Everything from the line holding "What text is on this page?" through the last line below must be repeated exactly, and nothing else.

begin Records for the exercise

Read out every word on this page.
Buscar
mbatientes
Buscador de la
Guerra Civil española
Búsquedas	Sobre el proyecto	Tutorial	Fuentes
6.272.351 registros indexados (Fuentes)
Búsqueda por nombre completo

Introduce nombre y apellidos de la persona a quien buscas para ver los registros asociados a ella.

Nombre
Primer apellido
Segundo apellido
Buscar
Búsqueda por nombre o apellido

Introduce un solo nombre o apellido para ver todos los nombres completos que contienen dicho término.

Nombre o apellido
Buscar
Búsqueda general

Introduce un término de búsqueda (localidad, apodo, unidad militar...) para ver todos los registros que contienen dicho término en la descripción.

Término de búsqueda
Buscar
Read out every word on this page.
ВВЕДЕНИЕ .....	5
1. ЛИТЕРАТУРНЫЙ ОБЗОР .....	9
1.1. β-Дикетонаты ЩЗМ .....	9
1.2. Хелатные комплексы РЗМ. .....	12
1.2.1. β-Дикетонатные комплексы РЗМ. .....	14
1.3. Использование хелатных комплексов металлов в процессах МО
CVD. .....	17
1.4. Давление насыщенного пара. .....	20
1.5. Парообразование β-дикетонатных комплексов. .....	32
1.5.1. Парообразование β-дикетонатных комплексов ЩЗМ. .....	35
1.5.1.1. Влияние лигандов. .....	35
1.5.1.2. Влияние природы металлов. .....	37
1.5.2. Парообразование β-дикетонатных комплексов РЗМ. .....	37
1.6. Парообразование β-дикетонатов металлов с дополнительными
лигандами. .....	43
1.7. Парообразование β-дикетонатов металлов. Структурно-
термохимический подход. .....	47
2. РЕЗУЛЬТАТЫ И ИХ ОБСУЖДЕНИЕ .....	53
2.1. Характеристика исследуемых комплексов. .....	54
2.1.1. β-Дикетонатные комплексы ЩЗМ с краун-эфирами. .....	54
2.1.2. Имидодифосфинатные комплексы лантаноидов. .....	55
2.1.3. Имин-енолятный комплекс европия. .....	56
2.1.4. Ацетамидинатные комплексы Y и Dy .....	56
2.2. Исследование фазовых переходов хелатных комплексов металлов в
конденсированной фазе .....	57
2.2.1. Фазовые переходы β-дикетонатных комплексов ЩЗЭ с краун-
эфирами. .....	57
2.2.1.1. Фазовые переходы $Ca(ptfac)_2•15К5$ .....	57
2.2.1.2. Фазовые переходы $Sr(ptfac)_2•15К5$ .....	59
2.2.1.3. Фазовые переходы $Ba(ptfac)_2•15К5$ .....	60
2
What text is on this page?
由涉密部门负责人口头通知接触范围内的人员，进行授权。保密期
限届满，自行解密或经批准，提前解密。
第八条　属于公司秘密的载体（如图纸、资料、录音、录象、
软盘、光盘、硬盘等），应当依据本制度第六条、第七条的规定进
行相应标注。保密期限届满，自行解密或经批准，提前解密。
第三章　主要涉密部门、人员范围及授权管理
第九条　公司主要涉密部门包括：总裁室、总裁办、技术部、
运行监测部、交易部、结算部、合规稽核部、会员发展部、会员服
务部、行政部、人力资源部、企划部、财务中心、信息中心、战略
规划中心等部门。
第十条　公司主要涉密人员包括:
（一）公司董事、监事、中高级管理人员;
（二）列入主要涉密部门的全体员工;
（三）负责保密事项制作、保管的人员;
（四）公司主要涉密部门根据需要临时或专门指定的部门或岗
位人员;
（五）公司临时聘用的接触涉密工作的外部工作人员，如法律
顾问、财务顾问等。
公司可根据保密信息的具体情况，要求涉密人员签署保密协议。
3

end Records for the exercise

» **Written solution**:
What text is on this page?
由涉密部门负责人口头通知接触范围内的人员，进行授权。保密期
限届满，自行解密或经批准，提前解密。
第八条　属于公司秘密的载体（如图纸、资料、录音、录象、
软盘、光盘、硬盘等），应当依据本制度第六条、第七条的规定进
行相应标注。保密期限届满，自行解密或经批准，提前解密。
第三章　主要涉密部门、人员范围及授权管理
第九条　公司主要涉密部门包括：总裁室、总裁办、技术部、
运行监测部、交易部、结算部、合规稽核部、会员发展部、会员服
务部、行政部、人力资源部、企划部、财务中心、信息中心、战略
规划中心等部门。
第十条　公司主要涉密人员包括:
（一）公司董事、监事、中高级管理人员;
（二）列入主要涉密部门的全体员工;
（三）负责保密事项制作、保管的人员;
（四）公司主要涉密部门根据需要临时或专门指定的部门或岗
位人员;
（五）公司临时聘用的接触涉密工作的外部工作人员，如法律
顾问、财务顾问等。
公司可根据保密信息的具体情况，要求涉密人员签署保密协议。
3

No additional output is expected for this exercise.